* **Written task**
Across all the lines below, how many contain the string "kind"? Please reply with the number only.

BEGIN Material

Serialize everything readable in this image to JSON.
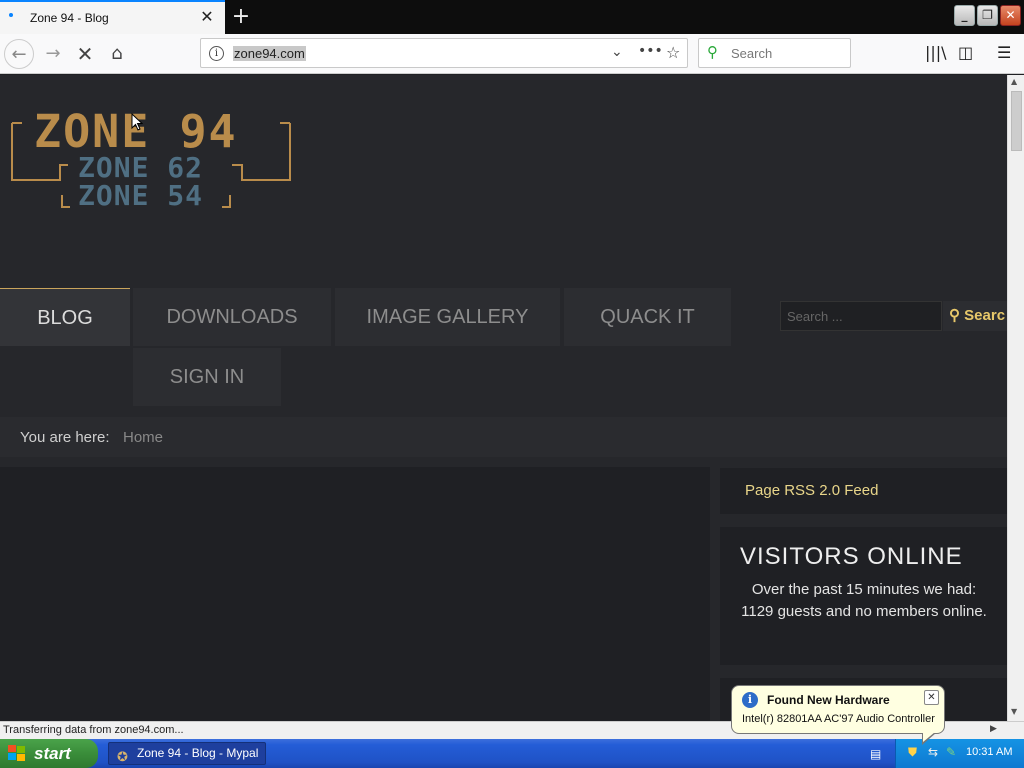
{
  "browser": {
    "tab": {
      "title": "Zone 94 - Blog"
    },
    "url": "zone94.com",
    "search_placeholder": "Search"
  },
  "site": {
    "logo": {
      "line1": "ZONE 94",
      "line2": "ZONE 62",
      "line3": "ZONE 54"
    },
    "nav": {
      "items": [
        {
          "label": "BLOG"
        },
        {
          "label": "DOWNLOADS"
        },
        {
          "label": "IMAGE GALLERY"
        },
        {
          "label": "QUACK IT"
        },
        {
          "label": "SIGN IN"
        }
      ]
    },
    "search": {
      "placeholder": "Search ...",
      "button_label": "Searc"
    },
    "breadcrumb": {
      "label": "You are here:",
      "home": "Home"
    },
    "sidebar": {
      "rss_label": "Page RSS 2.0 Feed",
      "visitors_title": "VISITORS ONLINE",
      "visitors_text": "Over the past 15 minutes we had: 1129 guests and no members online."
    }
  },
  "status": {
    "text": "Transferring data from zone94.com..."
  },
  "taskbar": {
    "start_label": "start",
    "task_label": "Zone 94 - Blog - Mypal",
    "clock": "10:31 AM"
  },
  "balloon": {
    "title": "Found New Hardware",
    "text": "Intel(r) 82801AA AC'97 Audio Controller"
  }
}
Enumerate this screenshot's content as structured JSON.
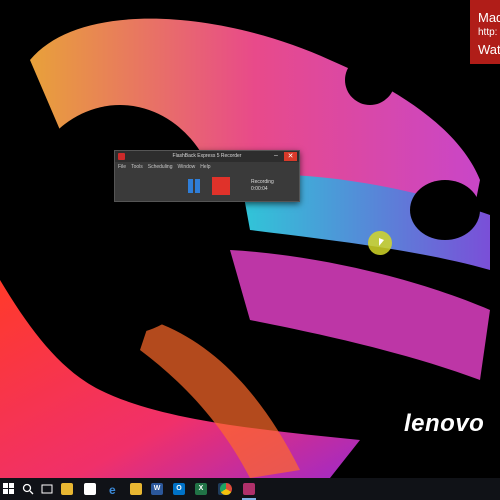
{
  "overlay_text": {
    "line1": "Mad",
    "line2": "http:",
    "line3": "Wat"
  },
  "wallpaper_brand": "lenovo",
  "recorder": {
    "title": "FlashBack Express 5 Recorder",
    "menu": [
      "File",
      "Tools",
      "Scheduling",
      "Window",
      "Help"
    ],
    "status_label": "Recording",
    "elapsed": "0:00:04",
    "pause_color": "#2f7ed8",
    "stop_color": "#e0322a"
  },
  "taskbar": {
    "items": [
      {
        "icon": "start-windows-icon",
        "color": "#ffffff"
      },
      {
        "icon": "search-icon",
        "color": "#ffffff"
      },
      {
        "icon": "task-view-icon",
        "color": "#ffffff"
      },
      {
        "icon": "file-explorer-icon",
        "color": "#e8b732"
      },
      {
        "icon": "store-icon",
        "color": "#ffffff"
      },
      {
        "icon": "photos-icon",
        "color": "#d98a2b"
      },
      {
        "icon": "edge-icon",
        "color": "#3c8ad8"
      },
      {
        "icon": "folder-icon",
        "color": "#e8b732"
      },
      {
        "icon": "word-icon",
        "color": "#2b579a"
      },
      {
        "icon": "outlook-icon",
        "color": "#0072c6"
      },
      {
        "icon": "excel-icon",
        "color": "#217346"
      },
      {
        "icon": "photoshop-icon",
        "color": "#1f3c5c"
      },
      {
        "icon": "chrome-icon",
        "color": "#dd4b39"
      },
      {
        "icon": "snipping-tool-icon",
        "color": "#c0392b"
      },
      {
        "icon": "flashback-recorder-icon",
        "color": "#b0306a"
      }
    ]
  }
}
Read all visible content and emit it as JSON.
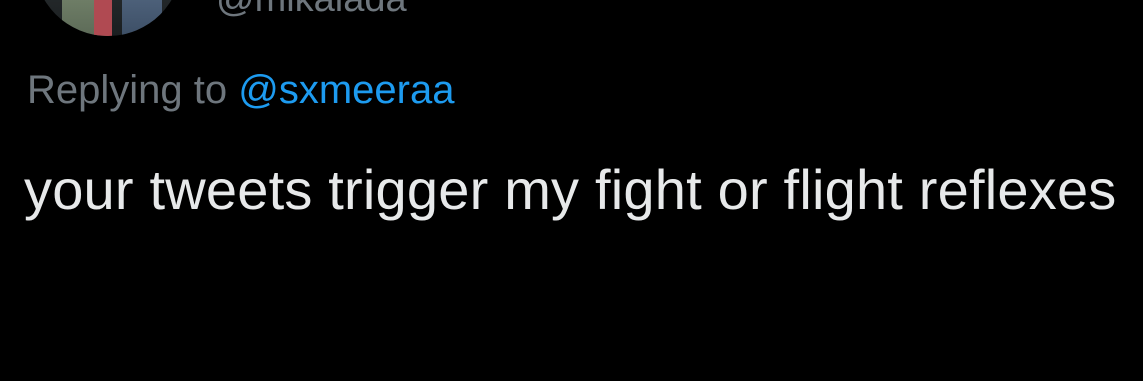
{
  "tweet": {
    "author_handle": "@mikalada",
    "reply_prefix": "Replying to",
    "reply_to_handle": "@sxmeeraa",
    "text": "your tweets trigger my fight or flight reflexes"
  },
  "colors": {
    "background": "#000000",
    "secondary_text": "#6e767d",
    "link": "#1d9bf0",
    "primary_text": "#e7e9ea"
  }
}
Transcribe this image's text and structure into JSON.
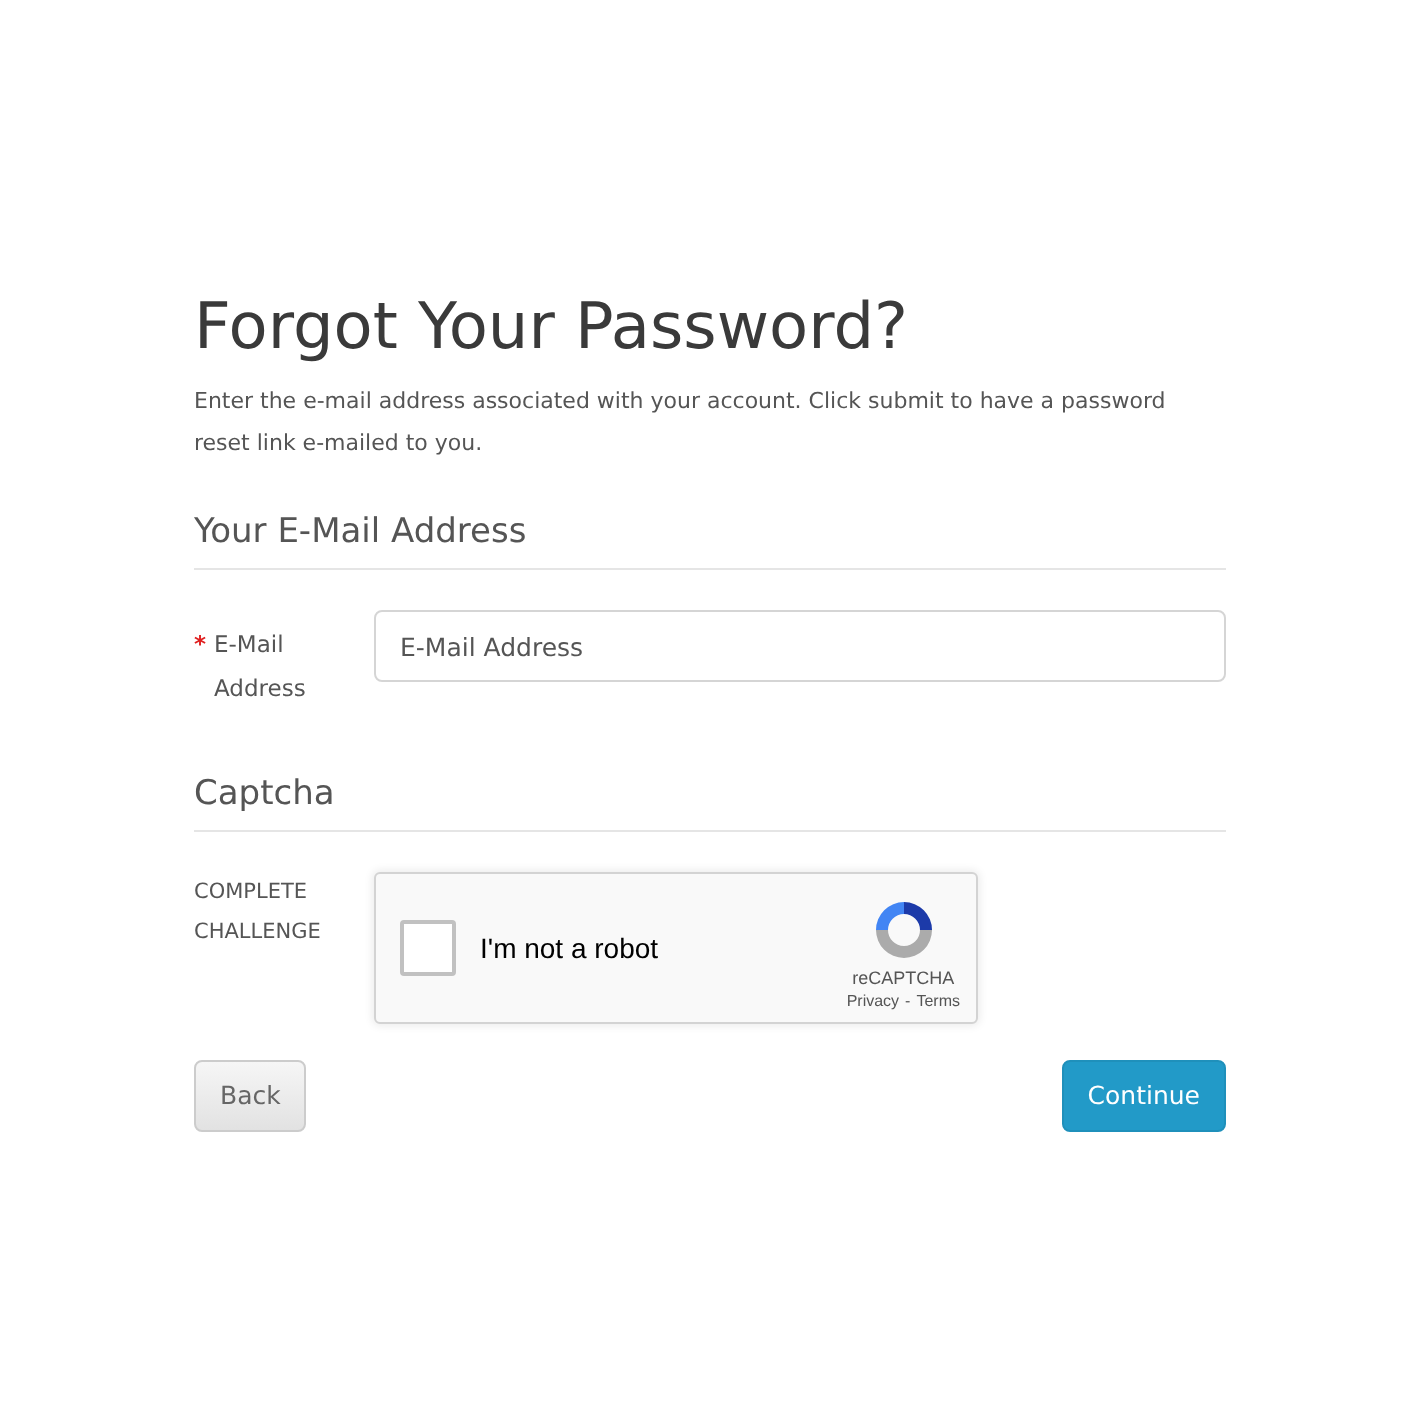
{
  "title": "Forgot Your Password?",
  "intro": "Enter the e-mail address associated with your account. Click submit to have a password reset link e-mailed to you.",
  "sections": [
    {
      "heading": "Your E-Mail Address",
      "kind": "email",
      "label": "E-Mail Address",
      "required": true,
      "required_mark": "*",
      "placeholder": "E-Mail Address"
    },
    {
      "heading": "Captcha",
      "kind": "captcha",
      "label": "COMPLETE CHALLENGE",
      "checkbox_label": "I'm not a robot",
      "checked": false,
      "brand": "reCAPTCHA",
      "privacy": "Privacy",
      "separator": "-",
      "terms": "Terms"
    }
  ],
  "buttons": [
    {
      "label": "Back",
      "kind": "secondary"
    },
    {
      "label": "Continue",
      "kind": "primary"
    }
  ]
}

END Material

* **Correct answer**
4